**文書抜粋**
══════════════════════════════

一般会計等は税収等の減少(前年度比△83百万円、△0.3%)に加え、物件費等や移転費用を要因とした純行政コストの増加(前年度比1,284百万円、+4.3%)により、本年度差額が1,465百万円(前年度比△1,012百万円、△40.9%)、純資産残高は無償所管換等△8,636百万円の影響もあり、89,994百万円(前年度比△7,172百万円、△7.4%)となった。全体では本年度差額が3,059百万円(前年度比△831百万円、△21.4%)となっている。税収等が前年度比301百万円(+0.9%)、国県等補助金が前年度比383百万円(+2.1%)の微増となっているほか、純行政コストが前年度比1,514百万円(+3.2%)増加している。純資産変動額は△6,123百万円(前年度比△10,160百万円、△251.7%)と大きく減少している。連結では税収等、国県等補助金の財源が全体より11,278百万円(+21.8%)増加し、純行政コストは全体より11,397百万円(+23.4%)の増加となっている。純資産変動額は全体と比べて△151百万円(△2.5%)減の6,274百万円となった。

══════════════════════════════

**抽出一覧**
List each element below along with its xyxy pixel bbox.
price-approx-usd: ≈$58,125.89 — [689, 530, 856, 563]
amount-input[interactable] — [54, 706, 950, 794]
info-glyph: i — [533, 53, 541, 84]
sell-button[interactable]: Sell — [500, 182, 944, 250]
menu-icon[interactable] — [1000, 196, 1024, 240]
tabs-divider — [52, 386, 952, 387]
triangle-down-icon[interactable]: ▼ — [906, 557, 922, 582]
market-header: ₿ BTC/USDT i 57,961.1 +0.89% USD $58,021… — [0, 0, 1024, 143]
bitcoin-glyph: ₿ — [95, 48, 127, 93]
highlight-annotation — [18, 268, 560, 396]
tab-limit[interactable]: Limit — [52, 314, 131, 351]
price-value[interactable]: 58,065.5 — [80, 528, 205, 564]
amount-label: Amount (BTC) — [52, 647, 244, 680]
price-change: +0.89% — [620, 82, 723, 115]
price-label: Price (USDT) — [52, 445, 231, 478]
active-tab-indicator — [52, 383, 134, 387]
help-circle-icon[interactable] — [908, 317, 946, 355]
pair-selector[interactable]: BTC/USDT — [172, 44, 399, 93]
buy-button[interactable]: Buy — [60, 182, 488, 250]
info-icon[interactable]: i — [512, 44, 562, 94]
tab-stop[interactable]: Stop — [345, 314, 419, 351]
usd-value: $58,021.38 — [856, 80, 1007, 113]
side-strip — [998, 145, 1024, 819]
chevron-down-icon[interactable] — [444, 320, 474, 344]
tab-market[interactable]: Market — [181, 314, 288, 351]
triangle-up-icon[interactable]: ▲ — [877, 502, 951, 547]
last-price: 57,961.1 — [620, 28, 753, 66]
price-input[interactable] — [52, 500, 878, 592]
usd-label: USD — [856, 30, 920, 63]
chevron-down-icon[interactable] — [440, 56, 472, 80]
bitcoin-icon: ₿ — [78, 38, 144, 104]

══════════════════════════════

**作業内容**
純資産の変動を述べた文書抜粋のうち、「一般会計等は税収等の減少(前」で始まり「の6,274百万円となった。」まで続く部分を、「純行政コスト」を「純行政費用」に改めて書き直してください。 抽出一覧の内容は文書抜粋とは関係がありません。

**作業結果**
一般会計等は税収等の減少(前年度比△83百万円、△0.3%)に加え、物件費等や移転費用を要因とした純行政費用の増加(前年度比1,284百万円、+4.3%)により、本年度差額が1,465百万円(前年度比△1,012百万円、△40.9%)、純資産残高は無償所管換等△8,636百万円の影響もあり、89,994百万円(前年度比△7,172百万円、△7.4%)となった。全体では本年度差額が3,059百万円(前年度比△831百万円、△21.4%)となっている。税収等が前年度比301百万円(+0.9%)、国県等補助金が前年度比383百万円(+2.1%)の微増となっているほか、純行政費用が前年度比1,514百万円(+3.2%)増加している。純資産変動額は△6,123百万円(前年度比△10,160百万円、△251.7%)と大きく減少している。連結では税収等、国県等補助金の財源が全体より11,278百万円(+21.8%)増加し、純行政費用は全体より11,397百万円(+23.4%)の増加となっている。純資産変動額は全体と比べて△151百万円(△2.5%)減の6,274百万円となった。